- TASK LIST
1 > Translate this sentence from the passage on Substack and newsrooms into Spanish: "The Substack model is doing a lot of good for traditional outlets."
2 > Continue the passage on Substack and newsrooms, starting after its final sentence.

- TEXT SEGMENT
__________

Substack isn’t much of a threat
The past two years has seen many prominent reporters and commentators strike out on their own during a newsletter boom led by Substack. The Substack threat was the attractive economics of a low overhead publishing model powered by subscriptions would skim the top talent from publishers’ editorial ranks and weaken their products. In Sara’s view, this hasn’t happened – and is unlikely to be a major challenge to most publishers who adapt to give top performers better deals and more autonomy.
“A lot of newsrooms in the beginning of the Substack boom saw Substack as this great threat and it turns out it really was never a threat. To most newsrooms, it was a threat to this idea that get quality content from a news organization. You can still get quality content elsewhere, but it doesn't threaten newsrooms themselves. If there's a person who wants to have their own autonomy, their own voice, don't you want that person to go off and be independent rather than try to squeeze that person into your culture and your mission? The Substack model is doing a lot of good for traditional outlets. It's forcing them to figure out where to adjust to potentially give writers more money, more autonomy as the creator economy gives them a little bit more power. Certain personalities, people verticals are going independent and that's OK for us.”

__________

- SUPPLIED DATA
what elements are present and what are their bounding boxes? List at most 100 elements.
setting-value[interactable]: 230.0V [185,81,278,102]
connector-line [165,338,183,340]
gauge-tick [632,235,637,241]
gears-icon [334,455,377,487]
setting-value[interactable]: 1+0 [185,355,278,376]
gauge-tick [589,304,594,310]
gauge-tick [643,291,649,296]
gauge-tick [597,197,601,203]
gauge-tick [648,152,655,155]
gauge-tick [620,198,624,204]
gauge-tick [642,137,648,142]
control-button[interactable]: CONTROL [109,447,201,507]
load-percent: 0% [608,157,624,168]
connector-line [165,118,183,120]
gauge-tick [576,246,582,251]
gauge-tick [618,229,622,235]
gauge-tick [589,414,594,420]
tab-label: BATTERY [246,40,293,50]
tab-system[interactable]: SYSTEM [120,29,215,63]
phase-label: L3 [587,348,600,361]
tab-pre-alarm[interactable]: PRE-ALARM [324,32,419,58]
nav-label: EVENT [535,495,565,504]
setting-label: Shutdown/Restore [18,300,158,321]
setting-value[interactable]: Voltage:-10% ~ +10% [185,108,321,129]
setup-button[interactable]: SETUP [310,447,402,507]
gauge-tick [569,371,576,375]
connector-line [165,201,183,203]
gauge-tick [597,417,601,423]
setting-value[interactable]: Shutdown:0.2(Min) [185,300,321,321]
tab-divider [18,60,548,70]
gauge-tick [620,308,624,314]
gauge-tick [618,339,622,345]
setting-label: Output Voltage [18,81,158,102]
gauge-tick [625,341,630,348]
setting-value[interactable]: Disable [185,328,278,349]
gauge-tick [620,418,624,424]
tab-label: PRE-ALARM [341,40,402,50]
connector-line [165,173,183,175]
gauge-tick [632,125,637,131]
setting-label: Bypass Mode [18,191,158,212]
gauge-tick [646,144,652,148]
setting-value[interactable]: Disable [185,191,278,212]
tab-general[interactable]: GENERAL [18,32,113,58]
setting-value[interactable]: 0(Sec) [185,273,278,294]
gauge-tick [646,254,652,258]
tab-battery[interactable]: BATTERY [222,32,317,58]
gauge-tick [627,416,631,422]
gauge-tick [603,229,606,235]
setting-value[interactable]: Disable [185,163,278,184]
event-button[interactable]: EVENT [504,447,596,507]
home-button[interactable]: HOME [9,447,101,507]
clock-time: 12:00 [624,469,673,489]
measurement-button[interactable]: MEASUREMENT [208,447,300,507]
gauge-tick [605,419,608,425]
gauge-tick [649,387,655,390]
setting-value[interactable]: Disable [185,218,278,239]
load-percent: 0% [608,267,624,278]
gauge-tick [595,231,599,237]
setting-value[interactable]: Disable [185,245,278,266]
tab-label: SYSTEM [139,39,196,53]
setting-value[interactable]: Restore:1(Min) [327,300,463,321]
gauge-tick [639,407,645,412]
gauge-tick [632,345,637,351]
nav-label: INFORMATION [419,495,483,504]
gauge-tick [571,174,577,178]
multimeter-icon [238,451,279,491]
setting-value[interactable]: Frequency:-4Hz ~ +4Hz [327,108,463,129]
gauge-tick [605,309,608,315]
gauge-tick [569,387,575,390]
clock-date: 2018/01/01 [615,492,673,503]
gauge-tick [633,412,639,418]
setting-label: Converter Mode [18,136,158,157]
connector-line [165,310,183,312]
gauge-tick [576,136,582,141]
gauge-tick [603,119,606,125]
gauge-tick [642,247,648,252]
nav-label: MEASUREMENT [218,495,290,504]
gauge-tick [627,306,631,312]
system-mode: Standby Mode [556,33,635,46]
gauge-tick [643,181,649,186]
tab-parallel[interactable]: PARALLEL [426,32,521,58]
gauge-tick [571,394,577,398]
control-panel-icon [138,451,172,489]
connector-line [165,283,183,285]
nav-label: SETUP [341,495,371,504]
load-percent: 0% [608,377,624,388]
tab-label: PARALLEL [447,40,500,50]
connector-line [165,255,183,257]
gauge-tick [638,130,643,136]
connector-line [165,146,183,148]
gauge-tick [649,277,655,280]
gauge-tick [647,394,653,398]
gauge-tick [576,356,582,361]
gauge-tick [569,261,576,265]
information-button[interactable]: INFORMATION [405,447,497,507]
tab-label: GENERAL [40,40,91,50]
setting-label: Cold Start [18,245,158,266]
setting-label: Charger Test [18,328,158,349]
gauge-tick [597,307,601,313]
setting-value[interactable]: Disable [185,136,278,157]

__________

- EXERCISE RESULTS
1 > El modelo de Substack está haciendo mucho bien a los medios tradicionales.

2 >
Ad tech’s surprising boom
The demise of the advertising technology industry has been a losing bet for over two decades. The duopoly, privacy regulations, the demise of the third-party cookie all turned out to be more bark than bite, at least based on the steady march to the public markets by top players, the emergence of a big independent player in The Trade Desk and a buoyant digital ad market.
“There was this doom and gloom about ad tech. The ad market is really hot and doing well, but also privacy concerns have changed. We’re not threatened by a national privacy law anymore. That seems just completely stalled for the next few years. You've got some state bills, but I think the whole ad industry is kind of coalesced around the lowest common denominator, which is the California CCPA. And so now that we know what we're working with from a regulatory perspective, there's a lot of optimism. The other piece is these little cottage industries that are popping up around the uncertainty of digital advertising. You're seeing these companies like DoubleVerify and Integral Ad Science go public because they're just verifying ads were run the right way. There wasn't an industry around ad verification. There wasn't ad tech specifically for smart TVs.”
Three predictions for 2022
Sara gave three developments to watch for over the course of the new year.
The development of niche audio apps, like what The New York Times is rolling out, aiming for a higher end of the podcast market.
Continues consolidation of entertainment programmers as the streaming wars enter a new phase.
The development of individual-based media brands in new lifestyle areas much like what’s taken place in sports.